# Text shown
=-=-=-=-=
Boy, I really thought this was was going to be easy, or at least not too hard. I couldn't have been more wrong. When I did my format experiments, I imagined at least some of the code would be useful, requiring polish and more work of course, providing a foundation to work from. It turns out that I missed a key aspect, and my approach was just one of many possible. @hiiamboris and @giesse both weighed in, and we chatted about specific parts. Then it sat idle for a while, and I asked Boris to take it over to get it into production. He identified the key missing piece, which would have limited its usefulness until we eventually had to address it. Better now than later. He also made a strong case for a different approach to the core masked-number and I told him to run with it. That led to a lot of design chat about one aspect, which is as yet undecided. It's not a fight to the death, but there has definitely been some sparring. :^)

The missing piece I've alluded to is Localization (L10N). As an American who has never had to develop software requiring Internationalization (I18N), I've been blissfully ignorant of all the aspects that come into play when Globalization (G11N) becomes part of the process. We have talked about how to implement L10N in Red, and have system/locale for a months, weekdays, and currency codes. The first two we inherited from Rebol's design, the latter was added when @9214 designed the currency! datatype. Thinking of locale data in a system catalog of some kind is easy enough, but how to actually apply it (and not apply it when necessary) is a different story entirely. And I mean entirely. Format forced us to start down this path, and is a guinea pig feature that will guide future plans for all future L10N work. But keep my complexity rant in mind. While we want to make it as easy as possible for Reducers to write globally aware apps, if you don't need it, don't do it. We don't yet know if we can make it so magical that you can write your app ignoring that for the most part, and then flip a switch, or simply include local data, and have it work. Don't get your hopes up. There's a lot that can go wrong with that approach.

We agreed to start with masked numbers but, in order to do that, L10N R&D had to be done. This led to broad and deep dives into unicode.org and other resources. While they cover far more than we need, and is overly complex in many cases (or just doesn't match our aesthetic sense for Red), the data they have there is enormously valuable, and we deeply appreciate it being available. We just draw the line around a smaller scope than they do, and no committees are involved where people fight to get their own bits included. Well, we do that too, to some extent. What Boris managed to do was identify the key elements needed for our work, and then wrote tools (using Red of course) to extract and reformat the data for use in Red. I can't stress how much work this was. Truly a heroic and mostly thankless effort most people will never know about.

In order to test masked number formatting, and give others an easy way to play, Boris created a Playground App and I can't tell you how important that was. You see, a particular piece of behavior came up while I was playing with it and got unexpected results. Unexpected to me, but Boris confirmed it was by design. I will just say here that it's about a significant digits mode, and let you play with the app from there. Named formats will be available, but everything will likely boil down to wrappers around masks, which should cover almost any need.

Next up is date formatting. This time I knew locales would play a role because some IETF RFCs specify that date elements be in English. So you may have localized dates for some things, but if you use RFC2822 dates or HTTP cookie dates, they must not be affected by any locale settings. Dates will use masks at the core, like numbers, because masks are an easy to understand WYSIWYG format. Well, easy if the masks make sense. If you look at printf and some other mask syntax, it can be quite obscure. By trying to cram things into a limited syntax, people end up using whatever low ASCII letters might be left over for some elements. We hope to avoid that.
=-=-=-=-=
# Given instruction
Write the next part of the text on formatting and localization in Red, picking up right after its final sentence. The lines that come next are separate material and are not part of the text on formatting and localization in Red.

# Provided data
=-=-=-=-=
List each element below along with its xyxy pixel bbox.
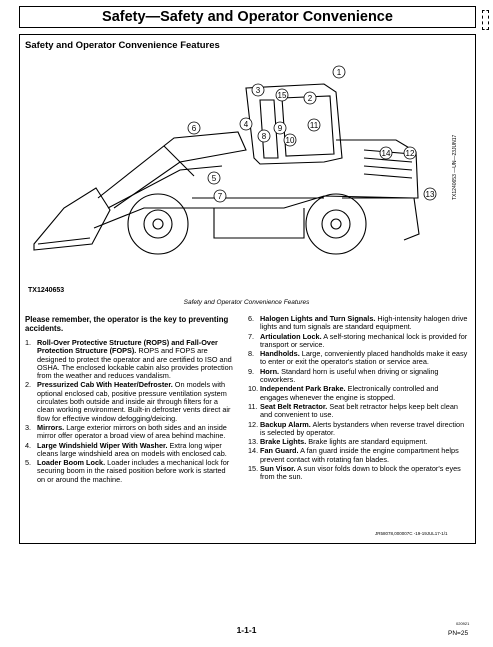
=-=-=-=-=
# Final result
Our main choices are what Boris termed the stuttering format. e.g. MMDDYYYY/HHMMSS. Think in terms of "progressing in a hesitant or irregular way." rather than stuttering in terms of human speech. I prefer to call this a symbolic format, where the letters map to date elements. This, of course, isn't perfect. e.g. is MM month or minute? Context is required. We don't want to be case sensitive, or use other letters randomly to avoid that conflict. So there's an alternate approach; a literal mask. e.g. 1-Jan-2022. We're not the first to consider it, and it is in use elsewhere, but it's not a perfect solution either. Do masks have to be written in English terms, or can they use any locale? How do you disambiguate numbers (does 01-01 mean MM-DD or DD-MM, and how do you write that without the separator to get MMDD?) Does it make code more or less readable, because Red already has a literal date form, and it would add what look like literal dates as strings in code.

Play with the app, give us feedback, and stay tuned. We think this will be a crucial feature for a lot of users, and we want to make it the best it can be.

Split


Like format, split seems a relatively simple subject at a glance. And if you limit it to basic functionality, it is. That's what other languages do, though some add a few extra features. See this table for examples. Wolfram appears quite broad in scope, because there are multiple variants for each named function. Something else common to all other languages is that they split only strings and sometimes byte arrays. In Red we have blocks, and while `parse` is great for string parsing, where it really shines is when applied to blocks to build dialects. We knew split should be block aware for more leverage. I (Gregg) helped design the version in R3, and used DiaGrammar to design a new dialected interface that aimed to extend the functionality. Wanting to do more evidence based language design, I also prototyped a small practice/playground app, thinking we'd put it out and see what kind of feedback we could get.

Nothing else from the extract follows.